What to work on:
Repeat the material below exactly, line for line.

Provided material:
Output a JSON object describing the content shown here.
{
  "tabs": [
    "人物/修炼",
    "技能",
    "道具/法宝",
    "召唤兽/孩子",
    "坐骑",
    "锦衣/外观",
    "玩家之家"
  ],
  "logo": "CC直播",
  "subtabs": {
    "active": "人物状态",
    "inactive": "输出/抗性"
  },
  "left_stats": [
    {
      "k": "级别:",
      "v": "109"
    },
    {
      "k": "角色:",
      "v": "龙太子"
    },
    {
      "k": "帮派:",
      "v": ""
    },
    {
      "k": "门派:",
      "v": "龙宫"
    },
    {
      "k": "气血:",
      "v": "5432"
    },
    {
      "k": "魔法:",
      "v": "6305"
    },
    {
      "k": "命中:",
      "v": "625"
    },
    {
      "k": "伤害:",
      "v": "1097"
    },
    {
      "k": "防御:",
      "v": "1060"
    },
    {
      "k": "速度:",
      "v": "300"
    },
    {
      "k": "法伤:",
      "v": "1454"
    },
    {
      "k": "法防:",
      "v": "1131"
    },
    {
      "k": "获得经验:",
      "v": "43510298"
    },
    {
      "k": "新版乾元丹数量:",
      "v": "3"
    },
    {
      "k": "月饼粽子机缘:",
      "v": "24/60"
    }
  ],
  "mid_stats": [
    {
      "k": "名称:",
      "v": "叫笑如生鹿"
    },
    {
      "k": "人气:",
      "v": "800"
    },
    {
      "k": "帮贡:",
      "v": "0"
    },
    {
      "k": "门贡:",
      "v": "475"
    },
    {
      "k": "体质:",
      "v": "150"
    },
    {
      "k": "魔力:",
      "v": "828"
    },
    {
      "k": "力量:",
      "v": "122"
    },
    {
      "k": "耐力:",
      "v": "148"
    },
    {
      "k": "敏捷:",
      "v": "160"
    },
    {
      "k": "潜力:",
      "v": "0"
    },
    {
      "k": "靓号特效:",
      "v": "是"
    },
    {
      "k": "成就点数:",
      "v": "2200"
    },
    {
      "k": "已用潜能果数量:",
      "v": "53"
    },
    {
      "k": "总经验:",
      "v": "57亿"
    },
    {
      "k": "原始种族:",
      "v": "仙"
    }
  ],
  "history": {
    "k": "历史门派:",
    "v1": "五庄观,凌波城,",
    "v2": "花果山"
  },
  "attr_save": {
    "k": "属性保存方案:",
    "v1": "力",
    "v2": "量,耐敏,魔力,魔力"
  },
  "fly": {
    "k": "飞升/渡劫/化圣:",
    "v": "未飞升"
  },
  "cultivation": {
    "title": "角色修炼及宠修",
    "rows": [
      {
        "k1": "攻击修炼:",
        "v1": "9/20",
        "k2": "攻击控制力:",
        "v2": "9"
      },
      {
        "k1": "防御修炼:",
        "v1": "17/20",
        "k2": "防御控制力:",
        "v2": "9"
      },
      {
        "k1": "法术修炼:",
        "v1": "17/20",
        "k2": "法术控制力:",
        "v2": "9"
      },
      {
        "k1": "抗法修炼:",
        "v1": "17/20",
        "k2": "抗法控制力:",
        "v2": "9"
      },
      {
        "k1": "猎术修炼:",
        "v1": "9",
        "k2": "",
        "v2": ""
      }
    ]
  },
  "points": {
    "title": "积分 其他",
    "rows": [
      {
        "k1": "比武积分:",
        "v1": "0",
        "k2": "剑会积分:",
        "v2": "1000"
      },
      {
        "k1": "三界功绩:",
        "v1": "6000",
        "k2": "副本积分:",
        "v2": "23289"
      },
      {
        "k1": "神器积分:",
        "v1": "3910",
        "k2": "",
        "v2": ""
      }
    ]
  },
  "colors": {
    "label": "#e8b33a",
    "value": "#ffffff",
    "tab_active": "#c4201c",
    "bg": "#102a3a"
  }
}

Problem solution:
Output a JSON object describing the content shown here.
{
  "tabs": [
    "人物/修炼",
    "技能",
    "道具/法宝",
    "召唤兽/孩子",
    "坐骑",
    "锦衣/外观",
    "玩家之家"
  ],
  "logo": "CC直播",
  "subtabs": {
    "active": "人物状态",
    "inactive": "输出/抗性"
  },
  "left_stats": [
    {
      "k": "级别:",
      "v": "109"
    },
    {
      "k": "角色:",
      "v": "龙太子"
    },
    {
      "k": "帮派:",
      "v": ""
    },
    {
      "k": "门派:",
      "v": "龙宫"
    },
    {
      "k": "气血:",
      "v": "5432"
    },
    {
      "k": "魔法:",
      "v": "6305"
    },
    {
      "k": "命中:",
      "v": "625"
    },
    {
      "k": "伤害:",
      "v": "1097"
    },
    {
      "k": "防御:",
      "v": "1060"
    },
    {
      "k": "速度:",
      "v": "300"
    },
    {
      "k": "法伤:",
      "v": "1454"
    },
    {
      "k": "法防:",
      "v": "1131"
    },
    {
      "k": "获得经验:",
      "v": "43510298"
    },
    {
      "k": "新版乾元丹数量:",
      "v": "3"
    },
    {
      "k": "月饼粽子机缘:",
      "v": "24/60"
    }
  ],
  "mid_stats": [
    {
      "k": "名称:",
      "v": "叫笑如生鹿"
    },
    {
      "k": "人气:",
      "v": "800"
    },
    {
      "k": "帮贡:",
      "v": "0"
    },
    {
      "k": "门贡:",
      "v": "475"
    },
    {
      "k": "体质:",
      "v": "150"
    },
    {
      "k": "魔力:",
      "v": "828"
    },
    {
      "k": "力量:",
      "v": "122"
    },
    {
      "k": "耐力:",
      "v": "148"
    },
    {
      "k": "敏捷:",
      "v": "160"
    },
    {
      "k": "潜力:",
      "v": "0"
    },
    {
      "k": "靓号特效:",
      "v": "是"
    },
    {
      "k": "成就点数:",
      "v": "2200"
    },
    {
      "k": "已用潜能果数量:",
      "v": "53"
    },
    {
      "k": "总经验:",
      "v": "57亿"
    },
    {
      "k": "原始种族:",
      "v": "仙"
    }
  ],
  "history": {
    "k": "历史门派:",
    "v1": "五庄观,凌波城,",
    "v2": "花果山"
  },
  "attr_save": {
    "k": "属性保存方案:",
    "v1": "力",
    "v2": "量,耐敏,魔力,魔力"
  },
  "fly": {
    "k": "飞升/渡劫/化圣:",
    "v": "未飞升"
  },
  "cultivation": {
    "title": "角色修炼及宠修",
    "rows": [
      {
        "k1": "攻击修炼:",
        "v1": "9/20",
        "k2": "攻击控制力:",
        "v2": "9"
      },
      {
        "k1": "防御修炼:",
        "v1": "17/20",
        "k2": "防御控制力:",
        "v2": "9"
      },
      {
        "k1": "法术修炼:",
        "v1": "17/20",
        "k2": "法术控制力:",
        "v2": "9"
      },
      {
        "k1": "抗法修炼:",
        "v1": "17/20",
        "k2": "抗法控制力:",
        "v2": "9"
      },
      {
        "k1": "猎术修炼:",
        "v1": "9",
        "k2": "",
        "v2": ""
      }
    ]
  },
  "points": {
    "title": "积分 其他",
    "rows": [
      {
        "k1": "比武积分:",
        "v1": "0",
        "k2": "剑会积分:",
        "v2": "1000"
      },
      {
        "k1": "三界功绩:",
        "v1": "6000",
        "k2": "副本积分:",
        "v2": "23289"
      },
      {
        "k1": "神器积分:",
        "v1": "3910",
        "k2": "",
        "v2": ""
      }
    ]
  },
  "colors": {
    "label": "#e8b33a",
    "value": "#ffffff",
    "tab_active": "#c4201c",
    "bg": "#102a3a"
  }
}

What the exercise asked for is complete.